**Stored data**
###

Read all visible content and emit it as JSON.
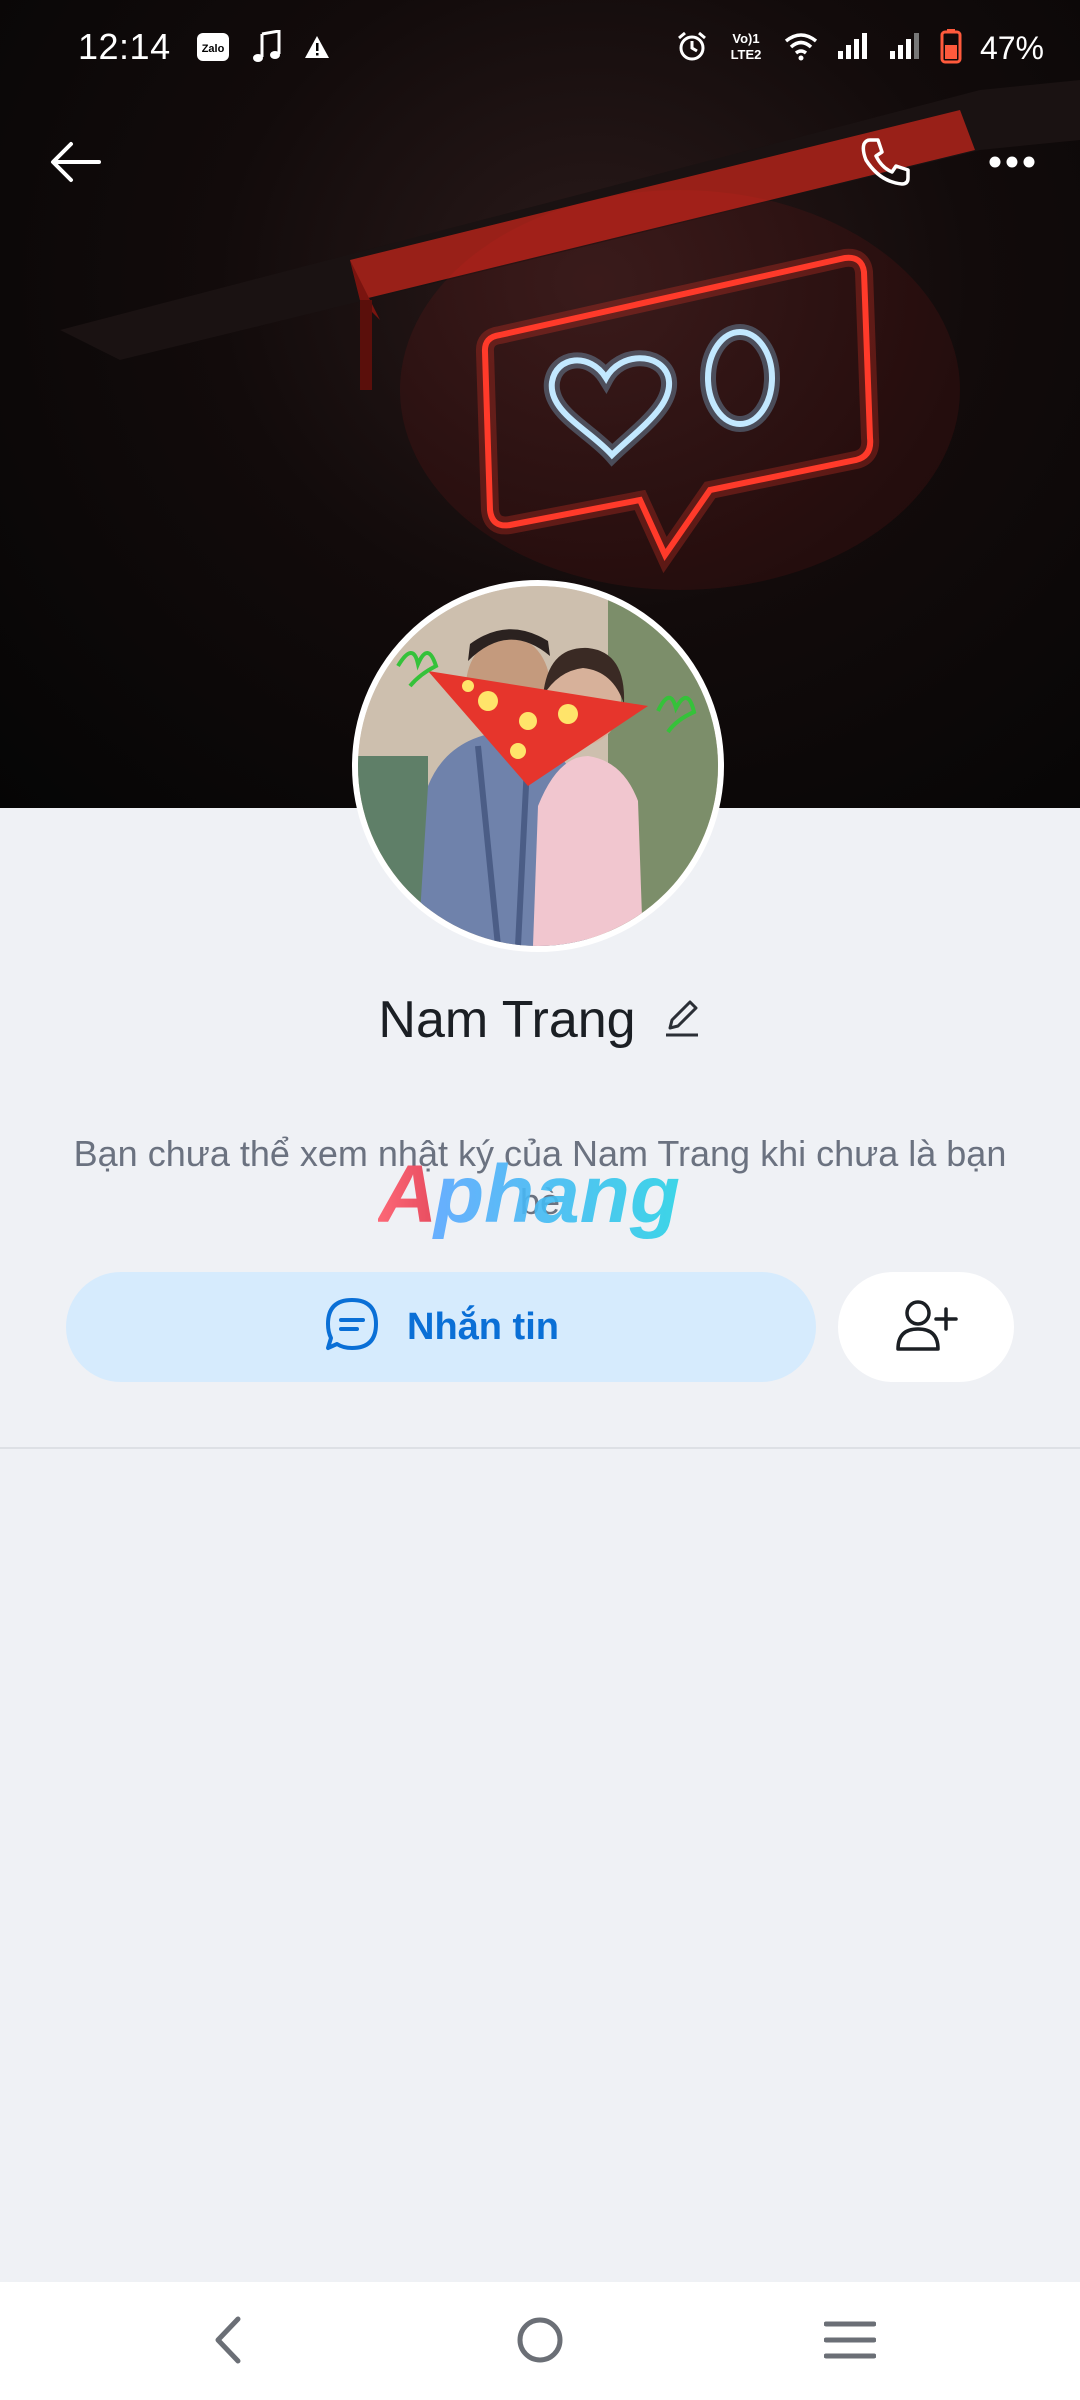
{
  "status_bar": {
    "time": "12:14",
    "left_icons": [
      "zalo-icon",
      "music-note-icon",
      "warning-icon"
    ],
    "right_icons": [
      "alarm-icon",
      "volte-icon",
      "wifi-icon",
      "signal-icon",
      "signal-icon",
      "battery-icon"
    ],
    "volte_label": "Vo) LTE2",
    "zalo_label": "Zalo",
    "battery": "47%"
  },
  "header": {
    "back_icon": "arrow-left-icon",
    "call_icon": "phone-icon",
    "more_icon": "more-dots-icon"
  },
  "profile": {
    "name": "Nam Trang",
    "edit_icon": "pencil-icon",
    "notice": "Bạn chưa thể xem nhật ký của Nam Trang khi chưa là bạn bè",
    "watermark": "Aphang"
  },
  "actions": {
    "message_label": "Nhắn tin",
    "message_icon": "chat-bubble-icon",
    "add_friend_icon": "add-friend-icon"
  },
  "colors": {
    "accent": "#0a6fd6",
    "button_bg": "#d6ebfd",
    "page_bg": "#eff1f5",
    "neon_red": "#ff2a2a",
    "neon_blue": "#bfe6ff"
  },
  "nav": {
    "icons": [
      "back-nav-icon",
      "home-nav-icon",
      "recents-nav-icon"
    ]
  }
}
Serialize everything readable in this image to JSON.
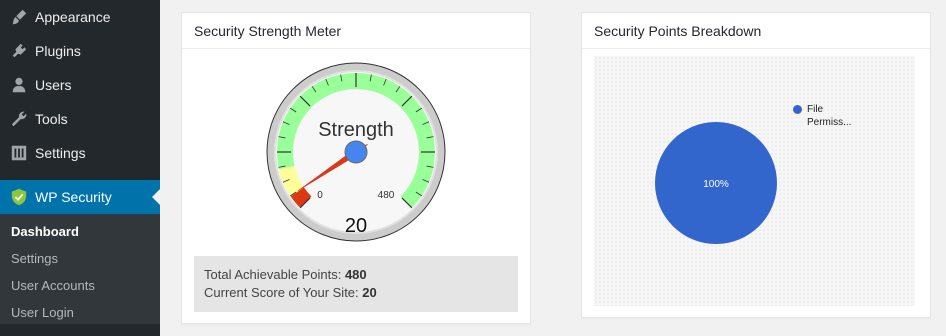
{
  "sidebar": {
    "items": [
      {
        "label": "Appearance",
        "icon": "paintbrush-icon"
      },
      {
        "label": "Plugins",
        "icon": "plugin-icon"
      },
      {
        "label": "Users",
        "icon": "users-icon"
      },
      {
        "label": "Tools",
        "icon": "wrench-icon"
      },
      {
        "label": "Settings",
        "icon": "sliders-icon"
      }
    ],
    "active": {
      "label": "WP Security",
      "icon": "shield-icon"
    },
    "submenu": [
      "Dashboard",
      "Settings",
      "User Accounts",
      "User Login"
    ]
  },
  "strength_panel": {
    "title": "Security Strength Meter",
    "gauge": {
      "label": "Strength",
      "value": "20",
      "min": "0",
      "max": "480",
      "score": 20,
      "max_value": 480
    },
    "total_label": "Total Achievable Points:",
    "total_value": "480",
    "current_label": "Current Score of Your Site:",
    "current_value": "20"
  },
  "breakdown_panel": {
    "title": "Security Points Breakdown",
    "legend": [
      "File",
      "Permiss..."
    ],
    "slice_label": "100%"
  },
  "colors": {
    "accent": "#0073aa",
    "pie": "#3366cc",
    "gauge_green": "#99ff99",
    "gauge_yellow": "#ffff99",
    "needle": "#dc3912"
  },
  "chart_data": {
    "type": "pie",
    "categories": [
      "File Permiss..."
    ],
    "values": [
      100
    ]
  }
}
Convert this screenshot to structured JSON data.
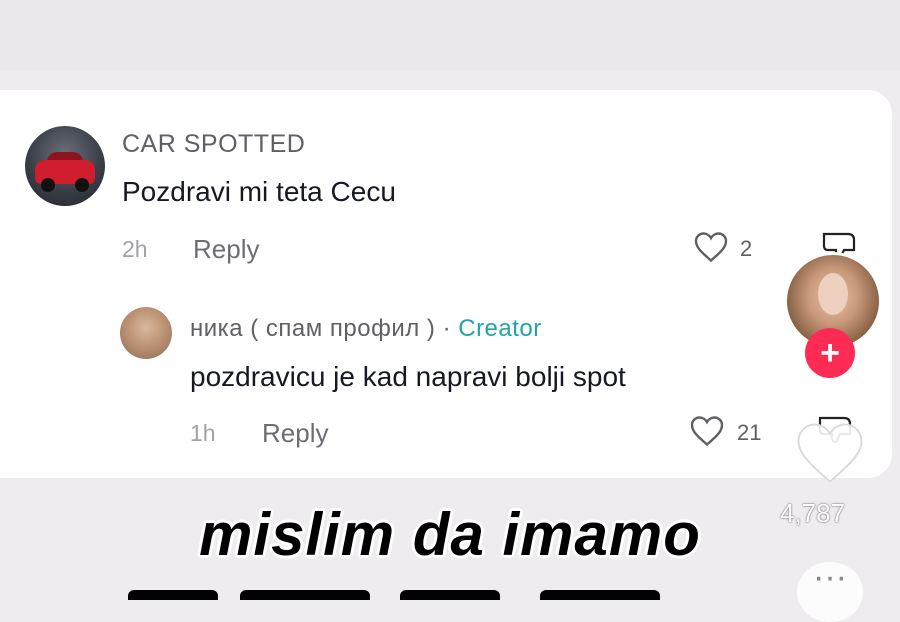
{
  "comments": [
    {
      "username": "CAR SPOTTED",
      "text": "Pozdravi mi teta Cecu",
      "time": "2h",
      "reply_label": "Reply",
      "likes": "2"
    }
  ],
  "reply": {
    "username": "ника ( спам профил )",
    "separator": "·",
    "badge": "Creator",
    "text": "pozdravicu je kad napravi bolji spot",
    "time": "1h",
    "reply_label": "Reply",
    "likes": "21"
  },
  "sidebar": {
    "like_count": "4,787",
    "follow_symbol": "+",
    "more_symbol": "···"
  },
  "caption": {
    "line1": "mislim da imamo"
  },
  "colors": {
    "creator_badge": "#20a4a9",
    "follow_button": "#fe2c55",
    "text_primary": "#161823"
  },
  "icons": [
    "heart-icon",
    "dislike-icon",
    "plus-icon",
    "more-icon"
  ]
}
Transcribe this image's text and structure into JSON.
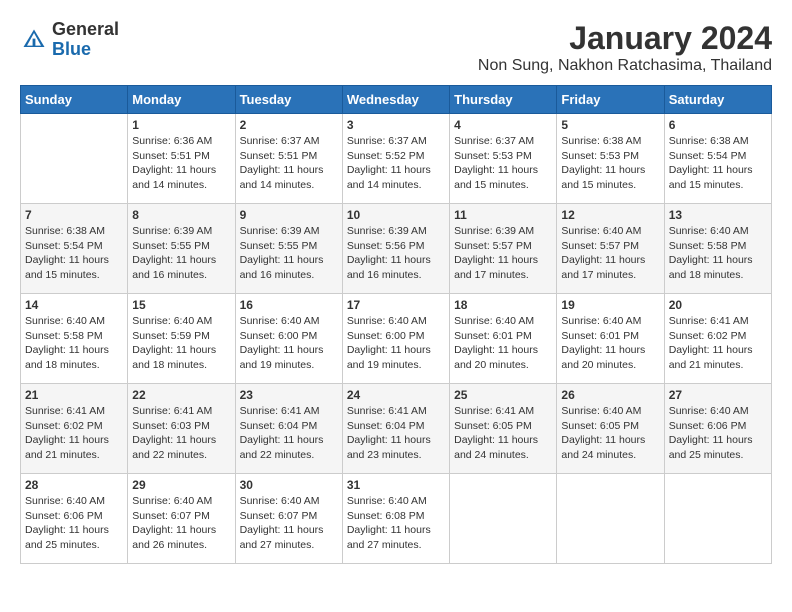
{
  "header": {
    "logo": {
      "general": "General",
      "blue": "Blue"
    },
    "title": "January 2024",
    "subtitle": "Non Sung, Nakhon Ratchasima, Thailand"
  },
  "calendar": {
    "days_of_week": [
      "Sunday",
      "Monday",
      "Tuesday",
      "Wednesday",
      "Thursday",
      "Friday",
      "Saturday"
    ],
    "weeks": [
      [
        {
          "day": "",
          "info": ""
        },
        {
          "day": "1",
          "info": "Sunrise: 6:36 AM\nSunset: 5:51 PM\nDaylight: 11 hours and 14 minutes."
        },
        {
          "day": "2",
          "info": "Sunrise: 6:37 AM\nSunset: 5:51 PM\nDaylight: 11 hours and 14 minutes."
        },
        {
          "day": "3",
          "info": "Sunrise: 6:37 AM\nSunset: 5:52 PM\nDaylight: 11 hours and 14 minutes."
        },
        {
          "day": "4",
          "info": "Sunrise: 6:37 AM\nSunset: 5:53 PM\nDaylight: 11 hours and 15 minutes."
        },
        {
          "day": "5",
          "info": "Sunrise: 6:38 AM\nSunset: 5:53 PM\nDaylight: 11 hours and 15 minutes."
        },
        {
          "day": "6",
          "info": "Sunrise: 6:38 AM\nSunset: 5:54 PM\nDaylight: 11 hours and 15 minutes."
        }
      ],
      [
        {
          "day": "7",
          "info": "Sunrise: 6:38 AM\nSunset: 5:54 PM\nDaylight: 11 hours and 15 minutes."
        },
        {
          "day": "8",
          "info": "Sunrise: 6:39 AM\nSunset: 5:55 PM\nDaylight: 11 hours and 16 minutes."
        },
        {
          "day": "9",
          "info": "Sunrise: 6:39 AM\nSunset: 5:55 PM\nDaylight: 11 hours and 16 minutes."
        },
        {
          "day": "10",
          "info": "Sunrise: 6:39 AM\nSunset: 5:56 PM\nDaylight: 11 hours and 16 minutes."
        },
        {
          "day": "11",
          "info": "Sunrise: 6:39 AM\nSunset: 5:57 PM\nDaylight: 11 hours and 17 minutes."
        },
        {
          "day": "12",
          "info": "Sunrise: 6:40 AM\nSunset: 5:57 PM\nDaylight: 11 hours and 17 minutes."
        },
        {
          "day": "13",
          "info": "Sunrise: 6:40 AM\nSunset: 5:58 PM\nDaylight: 11 hours and 18 minutes."
        }
      ],
      [
        {
          "day": "14",
          "info": "Sunrise: 6:40 AM\nSunset: 5:58 PM\nDaylight: 11 hours and 18 minutes."
        },
        {
          "day": "15",
          "info": "Sunrise: 6:40 AM\nSunset: 5:59 PM\nDaylight: 11 hours and 18 minutes."
        },
        {
          "day": "16",
          "info": "Sunrise: 6:40 AM\nSunset: 6:00 PM\nDaylight: 11 hours and 19 minutes."
        },
        {
          "day": "17",
          "info": "Sunrise: 6:40 AM\nSunset: 6:00 PM\nDaylight: 11 hours and 19 minutes."
        },
        {
          "day": "18",
          "info": "Sunrise: 6:40 AM\nSunset: 6:01 PM\nDaylight: 11 hours and 20 minutes."
        },
        {
          "day": "19",
          "info": "Sunrise: 6:40 AM\nSunset: 6:01 PM\nDaylight: 11 hours and 20 minutes."
        },
        {
          "day": "20",
          "info": "Sunrise: 6:41 AM\nSunset: 6:02 PM\nDaylight: 11 hours and 21 minutes."
        }
      ],
      [
        {
          "day": "21",
          "info": "Sunrise: 6:41 AM\nSunset: 6:02 PM\nDaylight: 11 hours and 21 minutes."
        },
        {
          "day": "22",
          "info": "Sunrise: 6:41 AM\nSunset: 6:03 PM\nDaylight: 11 hours and 22 minutes."
        },
        {
          "day": "23",
          "info": "Sunrise: 6:41 AM\nSunset: 6:04 PM\nDaylight: 11 hours and 22 minutes."
        },
        {
          "day": "24",
          "info": "Sunrise: 6:41 AM\nSunset: 6:04 PM\nDaylight: 11 hours and 23 minutes."
        },
        {
          "day": "25",
          "info": "Sunrise: 6:41 AM\nSunset: 6:05 PM\nDaylight: 11 hours and 24 minutes."
        },
        {
          "day": "26",
          "info": "Sunrise: 6:40 AM\nSunset: 6:05 PM\nDaylight: 11 hours and 24 minutes."
        },
        {
          "day": "27",
          "info": "Sunrise: 6:40 AM\nSunset: 6:06 PM\nDaylight: 11 hours and 25 minutes."
        }
      ],
      [
        {
          "day": "28",
          "info": "Sunrise: 6:40 AM\nSunset: 6:06 PM\nDaylight: 11 hours and 25 minutes."
        },
        {
          "day": "29",
          "info": "Sunrise: 6:40 AM\nSunset: 6:07 PM\nDaylight: 11 hours and 26 minutes."
        },
        {
          "day": "30",
          "info": "Sunrise: 6:40 AM\nSunset: 6:07 PM\nDaylight: 11 hours and 27 minutes."
        },
        {
          "day": "31",
          "info": "Sunrise: 6:40 AM\nSunset: 6:08 PM\nDaylight: 11 hours and 27 minutes."
        },
        {
          "day": "",
          "info": ""
        },
        {
          "day": "",
          "info": ""
        },
        {
          "day": "",
          "info": ""
        }
      ]
    ]
  }
}
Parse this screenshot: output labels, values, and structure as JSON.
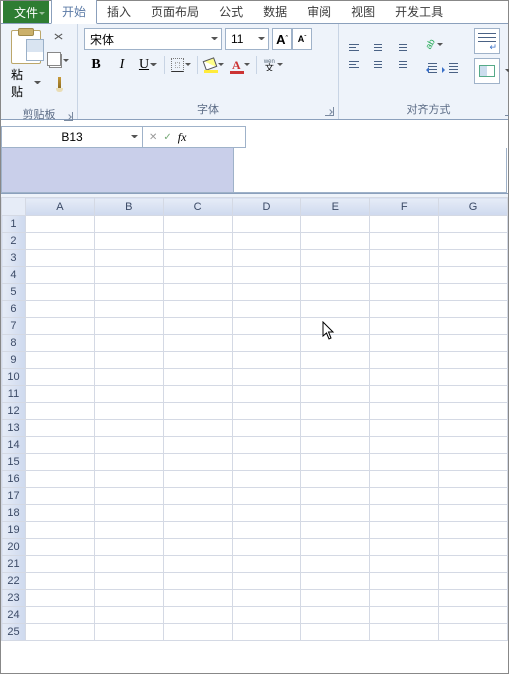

###

**STATED TASK**
Report each line in the data that holds the word "values".

**SOLUTION**
    "values": [
Parse this screenshot: output labels, values, and structure as JSON.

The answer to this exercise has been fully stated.